##### MATERIAL PROVIDED

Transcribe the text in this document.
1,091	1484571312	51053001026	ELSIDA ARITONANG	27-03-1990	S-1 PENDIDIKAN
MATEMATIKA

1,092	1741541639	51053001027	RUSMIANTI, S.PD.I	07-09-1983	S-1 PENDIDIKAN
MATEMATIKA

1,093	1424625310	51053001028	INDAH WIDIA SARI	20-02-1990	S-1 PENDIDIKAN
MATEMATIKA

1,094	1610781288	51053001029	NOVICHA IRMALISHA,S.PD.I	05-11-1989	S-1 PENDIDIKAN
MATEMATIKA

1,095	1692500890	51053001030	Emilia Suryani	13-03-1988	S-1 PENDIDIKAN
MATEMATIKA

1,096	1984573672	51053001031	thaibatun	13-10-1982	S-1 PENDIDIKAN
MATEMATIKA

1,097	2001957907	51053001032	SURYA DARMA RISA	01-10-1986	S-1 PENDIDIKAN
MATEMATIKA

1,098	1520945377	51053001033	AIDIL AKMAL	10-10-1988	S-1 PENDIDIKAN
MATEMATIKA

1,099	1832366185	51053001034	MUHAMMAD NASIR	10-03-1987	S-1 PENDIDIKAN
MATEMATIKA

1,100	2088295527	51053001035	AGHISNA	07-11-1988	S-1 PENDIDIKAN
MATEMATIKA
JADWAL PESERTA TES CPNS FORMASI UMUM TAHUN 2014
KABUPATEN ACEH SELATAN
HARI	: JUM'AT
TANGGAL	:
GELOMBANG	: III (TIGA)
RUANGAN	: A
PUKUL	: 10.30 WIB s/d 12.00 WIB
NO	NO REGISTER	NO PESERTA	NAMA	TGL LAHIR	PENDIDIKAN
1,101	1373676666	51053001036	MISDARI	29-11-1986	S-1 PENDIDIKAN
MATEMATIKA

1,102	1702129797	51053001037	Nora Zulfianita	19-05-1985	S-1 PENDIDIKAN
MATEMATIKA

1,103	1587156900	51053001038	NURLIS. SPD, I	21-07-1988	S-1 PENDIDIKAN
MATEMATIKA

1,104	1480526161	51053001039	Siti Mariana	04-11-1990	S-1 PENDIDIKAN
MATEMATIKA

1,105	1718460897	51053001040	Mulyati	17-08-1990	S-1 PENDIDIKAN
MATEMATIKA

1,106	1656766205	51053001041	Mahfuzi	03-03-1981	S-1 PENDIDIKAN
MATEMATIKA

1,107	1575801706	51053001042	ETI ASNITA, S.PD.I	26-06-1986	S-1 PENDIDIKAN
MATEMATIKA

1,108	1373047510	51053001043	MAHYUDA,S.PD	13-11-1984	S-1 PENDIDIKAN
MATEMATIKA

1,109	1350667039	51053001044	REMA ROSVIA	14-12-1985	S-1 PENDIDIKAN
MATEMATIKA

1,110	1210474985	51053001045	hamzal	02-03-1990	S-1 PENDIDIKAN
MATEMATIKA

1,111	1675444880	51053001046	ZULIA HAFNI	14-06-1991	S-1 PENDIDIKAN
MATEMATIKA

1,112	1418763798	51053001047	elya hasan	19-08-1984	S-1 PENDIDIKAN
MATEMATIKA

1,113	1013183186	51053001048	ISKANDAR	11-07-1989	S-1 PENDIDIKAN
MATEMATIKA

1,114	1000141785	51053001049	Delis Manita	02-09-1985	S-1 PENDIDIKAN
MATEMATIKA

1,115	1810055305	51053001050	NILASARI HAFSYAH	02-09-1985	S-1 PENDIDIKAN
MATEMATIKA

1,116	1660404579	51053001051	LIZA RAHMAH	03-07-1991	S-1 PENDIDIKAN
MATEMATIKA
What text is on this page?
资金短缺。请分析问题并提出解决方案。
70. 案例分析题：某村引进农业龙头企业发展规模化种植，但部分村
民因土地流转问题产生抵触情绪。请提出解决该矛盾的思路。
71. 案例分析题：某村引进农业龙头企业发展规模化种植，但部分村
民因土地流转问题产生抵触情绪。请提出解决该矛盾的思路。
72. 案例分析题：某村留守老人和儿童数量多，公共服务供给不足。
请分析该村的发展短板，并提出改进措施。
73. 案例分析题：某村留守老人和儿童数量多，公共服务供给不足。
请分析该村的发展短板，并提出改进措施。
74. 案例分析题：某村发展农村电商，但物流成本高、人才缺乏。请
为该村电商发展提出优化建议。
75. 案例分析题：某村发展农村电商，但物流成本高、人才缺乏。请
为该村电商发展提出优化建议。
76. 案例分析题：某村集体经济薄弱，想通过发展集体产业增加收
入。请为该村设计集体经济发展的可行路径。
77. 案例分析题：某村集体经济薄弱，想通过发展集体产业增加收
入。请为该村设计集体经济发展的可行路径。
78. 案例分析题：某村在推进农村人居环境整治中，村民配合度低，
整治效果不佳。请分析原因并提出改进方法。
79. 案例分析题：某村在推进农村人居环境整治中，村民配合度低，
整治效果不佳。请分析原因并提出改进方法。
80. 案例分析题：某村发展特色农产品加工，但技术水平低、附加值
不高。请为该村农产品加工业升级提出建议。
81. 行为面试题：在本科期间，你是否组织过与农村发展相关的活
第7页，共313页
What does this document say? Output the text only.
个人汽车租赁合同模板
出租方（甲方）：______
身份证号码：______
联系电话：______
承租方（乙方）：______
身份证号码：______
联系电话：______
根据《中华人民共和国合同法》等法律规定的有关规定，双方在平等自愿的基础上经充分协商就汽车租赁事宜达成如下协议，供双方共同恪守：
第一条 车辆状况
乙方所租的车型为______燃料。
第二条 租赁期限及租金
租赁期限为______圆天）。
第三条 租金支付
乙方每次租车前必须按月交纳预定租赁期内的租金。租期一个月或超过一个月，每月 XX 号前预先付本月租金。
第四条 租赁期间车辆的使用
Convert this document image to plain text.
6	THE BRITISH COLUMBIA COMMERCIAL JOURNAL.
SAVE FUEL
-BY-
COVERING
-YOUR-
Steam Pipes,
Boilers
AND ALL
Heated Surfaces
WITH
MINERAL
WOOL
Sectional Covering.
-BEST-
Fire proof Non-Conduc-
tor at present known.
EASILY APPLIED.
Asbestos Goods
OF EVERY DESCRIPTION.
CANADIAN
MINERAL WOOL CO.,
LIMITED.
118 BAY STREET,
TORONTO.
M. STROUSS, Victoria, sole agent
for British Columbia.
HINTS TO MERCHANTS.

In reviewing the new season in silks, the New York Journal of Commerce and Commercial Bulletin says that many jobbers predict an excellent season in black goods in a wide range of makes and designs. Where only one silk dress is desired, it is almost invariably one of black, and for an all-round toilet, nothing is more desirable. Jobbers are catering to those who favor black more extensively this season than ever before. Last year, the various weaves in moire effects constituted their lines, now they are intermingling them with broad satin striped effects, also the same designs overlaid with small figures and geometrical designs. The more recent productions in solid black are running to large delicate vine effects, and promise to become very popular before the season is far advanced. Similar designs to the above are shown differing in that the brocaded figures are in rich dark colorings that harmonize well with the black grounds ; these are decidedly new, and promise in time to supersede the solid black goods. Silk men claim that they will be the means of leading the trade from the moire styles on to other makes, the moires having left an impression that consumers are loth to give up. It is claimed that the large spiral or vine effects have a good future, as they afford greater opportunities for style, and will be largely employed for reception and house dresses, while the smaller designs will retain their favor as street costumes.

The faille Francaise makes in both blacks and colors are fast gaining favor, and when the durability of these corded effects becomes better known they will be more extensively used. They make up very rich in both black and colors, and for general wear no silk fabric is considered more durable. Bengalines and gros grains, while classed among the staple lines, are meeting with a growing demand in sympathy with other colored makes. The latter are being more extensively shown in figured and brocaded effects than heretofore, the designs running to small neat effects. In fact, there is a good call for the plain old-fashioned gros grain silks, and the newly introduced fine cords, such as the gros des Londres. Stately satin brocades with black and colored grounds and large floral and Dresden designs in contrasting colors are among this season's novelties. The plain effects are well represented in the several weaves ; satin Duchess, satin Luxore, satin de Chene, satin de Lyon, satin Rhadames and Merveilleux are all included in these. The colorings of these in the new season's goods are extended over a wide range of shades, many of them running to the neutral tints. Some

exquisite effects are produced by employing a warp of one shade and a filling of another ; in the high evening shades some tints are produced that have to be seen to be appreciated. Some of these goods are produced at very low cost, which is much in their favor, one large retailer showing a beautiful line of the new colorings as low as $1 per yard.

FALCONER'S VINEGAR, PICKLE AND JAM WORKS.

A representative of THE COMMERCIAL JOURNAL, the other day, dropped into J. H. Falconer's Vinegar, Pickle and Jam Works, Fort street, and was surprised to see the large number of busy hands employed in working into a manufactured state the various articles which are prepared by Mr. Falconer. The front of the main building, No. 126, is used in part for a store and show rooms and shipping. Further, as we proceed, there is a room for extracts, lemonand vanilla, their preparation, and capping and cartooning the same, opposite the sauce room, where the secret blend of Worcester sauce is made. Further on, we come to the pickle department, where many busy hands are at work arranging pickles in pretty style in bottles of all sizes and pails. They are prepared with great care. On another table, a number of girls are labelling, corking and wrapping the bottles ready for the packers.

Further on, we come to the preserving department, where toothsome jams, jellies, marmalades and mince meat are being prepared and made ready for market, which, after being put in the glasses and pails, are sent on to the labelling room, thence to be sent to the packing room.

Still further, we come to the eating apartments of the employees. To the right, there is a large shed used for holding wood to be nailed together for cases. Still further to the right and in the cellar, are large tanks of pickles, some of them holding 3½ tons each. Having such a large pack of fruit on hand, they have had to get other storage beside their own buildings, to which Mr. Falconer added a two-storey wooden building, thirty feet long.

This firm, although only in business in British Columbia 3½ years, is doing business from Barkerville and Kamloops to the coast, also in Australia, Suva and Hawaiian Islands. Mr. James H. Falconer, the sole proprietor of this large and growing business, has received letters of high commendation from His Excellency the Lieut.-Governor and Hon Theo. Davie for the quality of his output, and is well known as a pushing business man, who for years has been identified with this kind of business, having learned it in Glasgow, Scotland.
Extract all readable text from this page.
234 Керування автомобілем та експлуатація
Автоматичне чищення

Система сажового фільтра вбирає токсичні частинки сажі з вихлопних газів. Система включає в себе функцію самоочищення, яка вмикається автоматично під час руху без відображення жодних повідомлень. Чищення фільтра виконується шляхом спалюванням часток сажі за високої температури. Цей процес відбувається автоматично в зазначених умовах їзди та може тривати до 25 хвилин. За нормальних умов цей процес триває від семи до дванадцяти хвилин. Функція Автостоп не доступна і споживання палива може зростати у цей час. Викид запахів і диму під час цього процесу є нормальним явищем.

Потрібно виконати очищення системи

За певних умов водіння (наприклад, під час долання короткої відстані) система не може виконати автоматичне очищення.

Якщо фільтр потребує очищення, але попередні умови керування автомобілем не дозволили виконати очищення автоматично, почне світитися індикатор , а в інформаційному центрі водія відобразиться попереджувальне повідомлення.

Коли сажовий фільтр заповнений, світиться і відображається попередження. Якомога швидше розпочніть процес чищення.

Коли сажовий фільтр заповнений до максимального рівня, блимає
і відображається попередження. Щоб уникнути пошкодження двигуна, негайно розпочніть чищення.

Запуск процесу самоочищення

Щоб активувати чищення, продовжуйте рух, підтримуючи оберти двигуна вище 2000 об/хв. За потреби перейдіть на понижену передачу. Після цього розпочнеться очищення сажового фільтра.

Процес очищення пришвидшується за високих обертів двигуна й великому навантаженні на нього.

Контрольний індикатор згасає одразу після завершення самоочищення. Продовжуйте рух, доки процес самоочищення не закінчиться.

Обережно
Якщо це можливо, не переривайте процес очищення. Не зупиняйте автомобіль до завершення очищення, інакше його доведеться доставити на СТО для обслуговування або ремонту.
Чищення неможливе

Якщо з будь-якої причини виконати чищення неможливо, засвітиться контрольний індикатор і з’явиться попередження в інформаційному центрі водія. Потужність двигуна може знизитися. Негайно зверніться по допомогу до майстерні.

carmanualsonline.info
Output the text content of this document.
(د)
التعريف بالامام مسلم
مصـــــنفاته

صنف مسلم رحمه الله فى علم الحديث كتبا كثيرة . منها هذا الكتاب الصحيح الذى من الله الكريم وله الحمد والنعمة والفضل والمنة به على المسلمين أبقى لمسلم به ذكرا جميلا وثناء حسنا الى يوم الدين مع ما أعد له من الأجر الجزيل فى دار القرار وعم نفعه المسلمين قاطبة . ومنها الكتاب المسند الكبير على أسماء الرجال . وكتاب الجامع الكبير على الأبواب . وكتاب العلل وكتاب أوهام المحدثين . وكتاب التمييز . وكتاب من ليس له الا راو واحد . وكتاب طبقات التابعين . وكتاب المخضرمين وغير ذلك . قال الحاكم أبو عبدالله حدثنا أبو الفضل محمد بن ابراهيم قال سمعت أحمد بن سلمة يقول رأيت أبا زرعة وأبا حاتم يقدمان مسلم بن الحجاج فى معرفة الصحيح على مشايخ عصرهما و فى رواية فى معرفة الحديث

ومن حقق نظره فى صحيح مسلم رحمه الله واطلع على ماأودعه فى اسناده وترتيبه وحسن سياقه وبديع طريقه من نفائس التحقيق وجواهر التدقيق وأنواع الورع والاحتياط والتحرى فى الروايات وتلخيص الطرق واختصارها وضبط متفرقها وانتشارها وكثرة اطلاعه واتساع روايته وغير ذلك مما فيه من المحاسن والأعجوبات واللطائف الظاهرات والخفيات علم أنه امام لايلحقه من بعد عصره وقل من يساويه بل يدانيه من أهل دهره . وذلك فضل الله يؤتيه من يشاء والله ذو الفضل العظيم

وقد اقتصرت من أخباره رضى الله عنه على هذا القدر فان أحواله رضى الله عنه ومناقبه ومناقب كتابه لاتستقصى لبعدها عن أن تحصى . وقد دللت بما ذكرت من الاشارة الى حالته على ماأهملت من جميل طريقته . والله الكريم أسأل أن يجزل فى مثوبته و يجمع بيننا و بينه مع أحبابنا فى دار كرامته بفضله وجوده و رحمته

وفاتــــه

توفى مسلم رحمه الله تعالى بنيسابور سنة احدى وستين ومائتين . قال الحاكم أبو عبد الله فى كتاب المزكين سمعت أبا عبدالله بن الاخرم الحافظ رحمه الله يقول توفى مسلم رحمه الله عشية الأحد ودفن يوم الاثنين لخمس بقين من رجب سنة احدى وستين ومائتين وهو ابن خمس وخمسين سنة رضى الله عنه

##########

* _OBJECTIVE_
Whichever lines contain the string "Коли", select and copy them.

* _FULL SOLUTION_
Коли сажовий фільтр заповнений, світиться і відображається попередження. Якомога швидше розпочніть процес чищення.
Коли сажовий фільтр заповнений до максимального рівня, блимає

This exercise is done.